▶ [Work to do]:
Which lines have the string "datasets"? Copy all of them from the entries below.

▶ [Data section]:
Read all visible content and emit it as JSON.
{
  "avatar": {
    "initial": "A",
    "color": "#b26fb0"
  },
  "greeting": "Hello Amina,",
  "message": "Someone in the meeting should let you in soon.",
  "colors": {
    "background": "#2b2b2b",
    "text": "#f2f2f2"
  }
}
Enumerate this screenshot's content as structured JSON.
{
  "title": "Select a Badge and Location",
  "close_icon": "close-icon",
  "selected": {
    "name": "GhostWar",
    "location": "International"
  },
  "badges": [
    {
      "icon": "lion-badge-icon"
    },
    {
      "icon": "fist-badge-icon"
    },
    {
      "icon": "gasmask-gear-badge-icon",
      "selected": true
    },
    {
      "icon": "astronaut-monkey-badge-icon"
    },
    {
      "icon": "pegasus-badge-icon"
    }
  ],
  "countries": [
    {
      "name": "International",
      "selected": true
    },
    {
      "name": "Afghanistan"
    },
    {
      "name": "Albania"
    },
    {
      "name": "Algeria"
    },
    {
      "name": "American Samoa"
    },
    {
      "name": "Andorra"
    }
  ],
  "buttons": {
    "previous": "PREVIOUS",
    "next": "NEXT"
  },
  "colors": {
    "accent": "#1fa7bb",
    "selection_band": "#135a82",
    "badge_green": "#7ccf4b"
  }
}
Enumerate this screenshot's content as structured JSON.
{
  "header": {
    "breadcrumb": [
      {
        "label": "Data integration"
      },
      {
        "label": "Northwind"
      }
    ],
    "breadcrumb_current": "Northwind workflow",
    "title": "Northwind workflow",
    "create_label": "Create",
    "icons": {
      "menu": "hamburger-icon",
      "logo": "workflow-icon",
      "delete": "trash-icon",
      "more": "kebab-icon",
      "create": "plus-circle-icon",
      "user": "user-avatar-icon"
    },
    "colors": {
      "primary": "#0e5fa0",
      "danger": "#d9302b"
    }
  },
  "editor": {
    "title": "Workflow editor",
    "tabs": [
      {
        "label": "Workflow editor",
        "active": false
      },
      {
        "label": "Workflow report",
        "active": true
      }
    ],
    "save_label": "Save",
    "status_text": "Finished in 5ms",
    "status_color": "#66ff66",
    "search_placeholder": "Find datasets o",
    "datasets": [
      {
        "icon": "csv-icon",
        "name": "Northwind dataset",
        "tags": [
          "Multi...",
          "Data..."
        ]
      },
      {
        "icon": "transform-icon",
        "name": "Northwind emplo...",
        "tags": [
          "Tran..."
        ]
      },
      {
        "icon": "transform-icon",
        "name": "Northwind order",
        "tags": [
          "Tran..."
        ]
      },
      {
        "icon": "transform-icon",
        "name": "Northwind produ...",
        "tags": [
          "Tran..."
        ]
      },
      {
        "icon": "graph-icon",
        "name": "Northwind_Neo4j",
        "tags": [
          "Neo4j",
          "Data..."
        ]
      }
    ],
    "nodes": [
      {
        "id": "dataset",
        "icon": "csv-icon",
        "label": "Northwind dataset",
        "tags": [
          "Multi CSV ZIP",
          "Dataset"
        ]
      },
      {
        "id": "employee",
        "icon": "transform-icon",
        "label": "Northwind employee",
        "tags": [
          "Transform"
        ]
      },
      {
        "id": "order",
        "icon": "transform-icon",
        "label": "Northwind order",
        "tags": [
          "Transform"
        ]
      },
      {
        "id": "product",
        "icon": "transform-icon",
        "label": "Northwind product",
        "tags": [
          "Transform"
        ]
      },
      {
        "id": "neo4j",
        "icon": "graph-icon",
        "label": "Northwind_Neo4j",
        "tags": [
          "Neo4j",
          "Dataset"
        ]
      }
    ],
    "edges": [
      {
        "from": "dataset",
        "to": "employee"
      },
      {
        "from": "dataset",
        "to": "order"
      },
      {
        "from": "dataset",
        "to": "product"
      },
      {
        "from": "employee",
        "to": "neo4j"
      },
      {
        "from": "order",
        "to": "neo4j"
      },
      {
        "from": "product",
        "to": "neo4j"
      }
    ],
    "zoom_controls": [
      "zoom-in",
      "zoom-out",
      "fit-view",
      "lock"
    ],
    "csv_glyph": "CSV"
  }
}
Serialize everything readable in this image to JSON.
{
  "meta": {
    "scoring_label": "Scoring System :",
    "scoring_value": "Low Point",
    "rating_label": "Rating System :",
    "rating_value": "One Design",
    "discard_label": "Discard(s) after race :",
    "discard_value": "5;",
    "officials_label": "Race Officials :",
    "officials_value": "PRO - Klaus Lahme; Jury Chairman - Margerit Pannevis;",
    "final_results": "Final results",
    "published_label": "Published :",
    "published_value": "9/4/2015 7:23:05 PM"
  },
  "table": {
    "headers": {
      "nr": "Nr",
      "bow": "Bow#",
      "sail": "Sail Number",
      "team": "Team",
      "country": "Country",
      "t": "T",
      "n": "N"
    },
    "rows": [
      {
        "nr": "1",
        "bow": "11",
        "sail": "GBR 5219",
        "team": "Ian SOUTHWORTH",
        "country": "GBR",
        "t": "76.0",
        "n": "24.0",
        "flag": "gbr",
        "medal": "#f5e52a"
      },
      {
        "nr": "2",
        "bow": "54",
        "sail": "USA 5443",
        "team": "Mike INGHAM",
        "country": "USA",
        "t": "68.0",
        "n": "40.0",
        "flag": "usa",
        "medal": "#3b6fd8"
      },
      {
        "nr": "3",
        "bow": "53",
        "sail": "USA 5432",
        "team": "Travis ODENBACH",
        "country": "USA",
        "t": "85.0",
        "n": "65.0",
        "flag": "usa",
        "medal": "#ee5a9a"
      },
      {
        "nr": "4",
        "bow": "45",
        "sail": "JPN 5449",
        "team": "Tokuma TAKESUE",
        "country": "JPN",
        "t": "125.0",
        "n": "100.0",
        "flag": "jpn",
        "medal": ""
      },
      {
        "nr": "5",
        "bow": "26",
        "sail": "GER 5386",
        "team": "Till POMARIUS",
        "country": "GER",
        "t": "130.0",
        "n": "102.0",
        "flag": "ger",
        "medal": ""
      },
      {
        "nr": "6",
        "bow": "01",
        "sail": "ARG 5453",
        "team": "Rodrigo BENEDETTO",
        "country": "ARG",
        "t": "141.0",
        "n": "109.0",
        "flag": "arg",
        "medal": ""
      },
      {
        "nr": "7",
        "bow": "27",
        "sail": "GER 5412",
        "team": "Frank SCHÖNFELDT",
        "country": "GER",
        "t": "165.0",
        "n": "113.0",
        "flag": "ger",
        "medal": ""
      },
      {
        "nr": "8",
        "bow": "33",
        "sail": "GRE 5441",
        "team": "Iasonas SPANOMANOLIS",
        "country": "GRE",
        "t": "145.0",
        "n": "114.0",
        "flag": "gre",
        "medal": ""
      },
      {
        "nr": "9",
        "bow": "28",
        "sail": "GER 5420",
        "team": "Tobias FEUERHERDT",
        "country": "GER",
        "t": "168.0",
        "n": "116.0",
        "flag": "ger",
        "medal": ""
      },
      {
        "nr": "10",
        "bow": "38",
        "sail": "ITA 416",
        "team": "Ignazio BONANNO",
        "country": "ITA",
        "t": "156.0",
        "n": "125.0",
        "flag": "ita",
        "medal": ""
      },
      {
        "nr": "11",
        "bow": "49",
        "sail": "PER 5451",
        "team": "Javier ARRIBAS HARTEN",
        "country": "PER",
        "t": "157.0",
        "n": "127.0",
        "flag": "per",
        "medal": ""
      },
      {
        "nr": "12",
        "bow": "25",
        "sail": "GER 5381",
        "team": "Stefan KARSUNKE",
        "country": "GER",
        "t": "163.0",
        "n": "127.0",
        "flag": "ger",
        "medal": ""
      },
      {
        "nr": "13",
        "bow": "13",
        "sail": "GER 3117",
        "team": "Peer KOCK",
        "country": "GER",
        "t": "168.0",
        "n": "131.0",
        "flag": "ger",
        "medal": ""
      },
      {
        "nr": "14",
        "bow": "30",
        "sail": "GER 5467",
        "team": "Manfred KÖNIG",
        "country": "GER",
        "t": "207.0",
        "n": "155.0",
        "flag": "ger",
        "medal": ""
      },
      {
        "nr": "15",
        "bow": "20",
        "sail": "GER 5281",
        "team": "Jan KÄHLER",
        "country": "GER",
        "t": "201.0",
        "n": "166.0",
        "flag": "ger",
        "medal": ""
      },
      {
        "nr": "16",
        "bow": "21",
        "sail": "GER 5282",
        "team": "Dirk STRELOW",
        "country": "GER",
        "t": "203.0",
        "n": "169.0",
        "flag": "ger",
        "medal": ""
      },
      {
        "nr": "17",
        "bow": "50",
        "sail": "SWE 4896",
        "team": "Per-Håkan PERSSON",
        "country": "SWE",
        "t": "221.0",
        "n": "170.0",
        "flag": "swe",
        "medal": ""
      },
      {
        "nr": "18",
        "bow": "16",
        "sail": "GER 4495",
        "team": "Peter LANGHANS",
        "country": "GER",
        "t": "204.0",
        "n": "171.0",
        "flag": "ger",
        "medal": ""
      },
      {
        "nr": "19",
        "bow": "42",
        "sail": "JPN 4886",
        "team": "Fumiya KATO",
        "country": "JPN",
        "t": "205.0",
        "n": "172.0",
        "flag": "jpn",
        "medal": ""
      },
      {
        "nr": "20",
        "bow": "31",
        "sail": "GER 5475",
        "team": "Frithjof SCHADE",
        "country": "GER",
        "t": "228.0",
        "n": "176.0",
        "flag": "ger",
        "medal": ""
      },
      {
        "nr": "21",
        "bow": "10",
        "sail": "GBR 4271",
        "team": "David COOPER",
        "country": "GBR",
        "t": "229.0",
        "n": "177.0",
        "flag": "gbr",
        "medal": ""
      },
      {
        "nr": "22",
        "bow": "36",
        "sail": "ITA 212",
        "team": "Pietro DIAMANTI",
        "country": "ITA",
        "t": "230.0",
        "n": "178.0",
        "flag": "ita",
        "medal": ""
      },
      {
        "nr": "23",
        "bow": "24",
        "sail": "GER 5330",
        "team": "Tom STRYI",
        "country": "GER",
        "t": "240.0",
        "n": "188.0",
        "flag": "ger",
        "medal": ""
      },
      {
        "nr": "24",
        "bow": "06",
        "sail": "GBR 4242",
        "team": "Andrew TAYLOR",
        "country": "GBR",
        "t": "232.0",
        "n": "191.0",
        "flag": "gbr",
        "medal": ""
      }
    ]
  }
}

▶ [Worked answer]:
    "search_placeholder": "Find datasets o",
    "datasets": [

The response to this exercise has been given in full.